▶ Supplied data
┏━━

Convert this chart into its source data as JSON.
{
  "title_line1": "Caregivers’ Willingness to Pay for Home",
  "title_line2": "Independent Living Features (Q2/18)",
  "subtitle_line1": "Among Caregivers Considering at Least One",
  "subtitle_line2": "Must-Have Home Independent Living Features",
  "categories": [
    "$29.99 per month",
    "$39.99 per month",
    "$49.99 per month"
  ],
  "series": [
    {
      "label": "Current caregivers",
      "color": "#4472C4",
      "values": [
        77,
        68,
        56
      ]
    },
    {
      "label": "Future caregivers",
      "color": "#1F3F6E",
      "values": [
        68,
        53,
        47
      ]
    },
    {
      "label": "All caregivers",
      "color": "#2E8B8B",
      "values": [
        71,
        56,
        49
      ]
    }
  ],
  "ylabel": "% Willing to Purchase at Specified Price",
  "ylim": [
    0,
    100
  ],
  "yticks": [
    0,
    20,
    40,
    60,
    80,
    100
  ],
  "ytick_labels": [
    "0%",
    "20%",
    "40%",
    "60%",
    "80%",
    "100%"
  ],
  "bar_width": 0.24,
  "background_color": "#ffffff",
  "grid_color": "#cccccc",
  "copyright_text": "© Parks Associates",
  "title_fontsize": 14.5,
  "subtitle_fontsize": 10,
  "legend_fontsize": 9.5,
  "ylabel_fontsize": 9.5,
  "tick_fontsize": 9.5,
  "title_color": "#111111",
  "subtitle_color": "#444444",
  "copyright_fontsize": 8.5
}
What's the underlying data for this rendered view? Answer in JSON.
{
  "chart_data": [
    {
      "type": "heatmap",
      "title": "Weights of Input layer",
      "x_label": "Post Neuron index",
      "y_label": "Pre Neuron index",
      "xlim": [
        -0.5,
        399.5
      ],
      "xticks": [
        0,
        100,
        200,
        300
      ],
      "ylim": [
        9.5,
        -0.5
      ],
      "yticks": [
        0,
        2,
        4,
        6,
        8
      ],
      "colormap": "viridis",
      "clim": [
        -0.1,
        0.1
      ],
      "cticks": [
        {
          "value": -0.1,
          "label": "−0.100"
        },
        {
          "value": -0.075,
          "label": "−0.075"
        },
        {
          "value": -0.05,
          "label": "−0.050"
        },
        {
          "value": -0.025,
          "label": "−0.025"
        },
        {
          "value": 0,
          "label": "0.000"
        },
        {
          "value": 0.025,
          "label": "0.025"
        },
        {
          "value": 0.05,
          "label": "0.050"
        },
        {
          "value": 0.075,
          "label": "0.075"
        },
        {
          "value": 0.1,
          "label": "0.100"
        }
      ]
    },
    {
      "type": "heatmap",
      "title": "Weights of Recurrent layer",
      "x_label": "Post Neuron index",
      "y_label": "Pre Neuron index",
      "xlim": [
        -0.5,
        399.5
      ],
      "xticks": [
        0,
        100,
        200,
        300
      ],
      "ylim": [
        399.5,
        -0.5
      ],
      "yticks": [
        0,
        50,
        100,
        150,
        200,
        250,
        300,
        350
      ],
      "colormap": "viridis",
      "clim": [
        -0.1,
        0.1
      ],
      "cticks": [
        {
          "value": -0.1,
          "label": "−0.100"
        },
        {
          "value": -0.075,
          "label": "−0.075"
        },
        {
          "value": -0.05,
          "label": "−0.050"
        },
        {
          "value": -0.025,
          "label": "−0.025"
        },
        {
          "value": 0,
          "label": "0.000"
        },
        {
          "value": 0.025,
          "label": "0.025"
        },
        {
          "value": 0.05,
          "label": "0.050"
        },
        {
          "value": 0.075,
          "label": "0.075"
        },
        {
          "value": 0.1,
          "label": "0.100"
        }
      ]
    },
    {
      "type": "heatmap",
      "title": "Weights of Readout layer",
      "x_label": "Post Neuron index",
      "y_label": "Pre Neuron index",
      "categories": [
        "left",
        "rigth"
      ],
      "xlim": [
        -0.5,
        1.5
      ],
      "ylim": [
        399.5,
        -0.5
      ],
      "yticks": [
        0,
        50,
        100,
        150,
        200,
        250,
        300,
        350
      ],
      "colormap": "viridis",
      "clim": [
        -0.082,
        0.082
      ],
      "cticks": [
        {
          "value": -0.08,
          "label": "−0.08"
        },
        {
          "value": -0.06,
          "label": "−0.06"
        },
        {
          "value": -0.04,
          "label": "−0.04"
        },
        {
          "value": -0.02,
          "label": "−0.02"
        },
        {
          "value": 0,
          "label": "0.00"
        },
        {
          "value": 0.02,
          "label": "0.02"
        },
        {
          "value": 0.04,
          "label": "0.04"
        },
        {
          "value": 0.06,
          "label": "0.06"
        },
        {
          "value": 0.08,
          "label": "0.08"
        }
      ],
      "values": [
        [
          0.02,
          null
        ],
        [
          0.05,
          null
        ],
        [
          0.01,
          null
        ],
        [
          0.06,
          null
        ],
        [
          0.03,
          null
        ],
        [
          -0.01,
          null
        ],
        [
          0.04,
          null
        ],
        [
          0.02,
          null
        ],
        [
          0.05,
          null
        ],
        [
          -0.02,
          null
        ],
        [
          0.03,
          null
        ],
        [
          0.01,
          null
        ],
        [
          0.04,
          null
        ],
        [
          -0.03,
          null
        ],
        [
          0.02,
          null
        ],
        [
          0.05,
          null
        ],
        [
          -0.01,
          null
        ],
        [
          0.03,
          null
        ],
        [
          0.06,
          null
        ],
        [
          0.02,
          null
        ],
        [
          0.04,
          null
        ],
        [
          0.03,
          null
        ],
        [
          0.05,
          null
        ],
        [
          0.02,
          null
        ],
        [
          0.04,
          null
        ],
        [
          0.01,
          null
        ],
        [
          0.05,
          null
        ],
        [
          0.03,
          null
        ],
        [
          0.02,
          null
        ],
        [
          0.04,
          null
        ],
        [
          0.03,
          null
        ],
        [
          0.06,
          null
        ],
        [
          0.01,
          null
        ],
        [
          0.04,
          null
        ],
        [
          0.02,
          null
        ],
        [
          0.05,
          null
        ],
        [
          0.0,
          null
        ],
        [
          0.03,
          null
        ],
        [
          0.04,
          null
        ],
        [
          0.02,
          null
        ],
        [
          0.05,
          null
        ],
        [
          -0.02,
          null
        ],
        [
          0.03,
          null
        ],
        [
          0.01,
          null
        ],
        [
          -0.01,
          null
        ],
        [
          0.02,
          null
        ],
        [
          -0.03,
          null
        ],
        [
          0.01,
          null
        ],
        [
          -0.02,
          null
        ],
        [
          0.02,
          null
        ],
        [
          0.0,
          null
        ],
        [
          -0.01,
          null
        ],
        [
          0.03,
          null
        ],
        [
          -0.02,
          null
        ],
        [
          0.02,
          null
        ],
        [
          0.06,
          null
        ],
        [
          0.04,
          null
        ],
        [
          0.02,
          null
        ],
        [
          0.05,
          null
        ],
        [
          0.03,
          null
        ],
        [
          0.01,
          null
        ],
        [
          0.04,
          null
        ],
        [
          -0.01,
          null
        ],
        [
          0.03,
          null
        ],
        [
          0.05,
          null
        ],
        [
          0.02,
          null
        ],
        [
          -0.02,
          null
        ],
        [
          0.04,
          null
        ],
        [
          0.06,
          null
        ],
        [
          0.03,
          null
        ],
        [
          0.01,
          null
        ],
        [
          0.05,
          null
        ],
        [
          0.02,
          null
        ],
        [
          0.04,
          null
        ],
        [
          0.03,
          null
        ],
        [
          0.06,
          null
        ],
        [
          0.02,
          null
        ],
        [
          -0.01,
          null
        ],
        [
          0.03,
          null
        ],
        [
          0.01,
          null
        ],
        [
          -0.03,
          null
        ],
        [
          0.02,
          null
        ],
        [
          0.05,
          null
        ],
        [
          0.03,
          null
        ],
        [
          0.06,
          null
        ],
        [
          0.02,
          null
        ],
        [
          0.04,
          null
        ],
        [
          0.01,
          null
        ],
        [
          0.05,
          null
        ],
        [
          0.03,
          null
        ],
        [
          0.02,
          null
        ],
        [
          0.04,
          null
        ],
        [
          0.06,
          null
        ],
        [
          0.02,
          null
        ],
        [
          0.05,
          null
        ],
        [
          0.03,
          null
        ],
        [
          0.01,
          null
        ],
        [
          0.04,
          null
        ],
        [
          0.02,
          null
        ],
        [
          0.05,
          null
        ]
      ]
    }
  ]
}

┗━━

▶ Task objective
Scan the records above for the string "Independent", then report every line that contains it.

▶ Response
  "title_line2": "Independent Living Features (Q2/18)",
  "subtitle_line2": "Must-Have Home Independent Living Features",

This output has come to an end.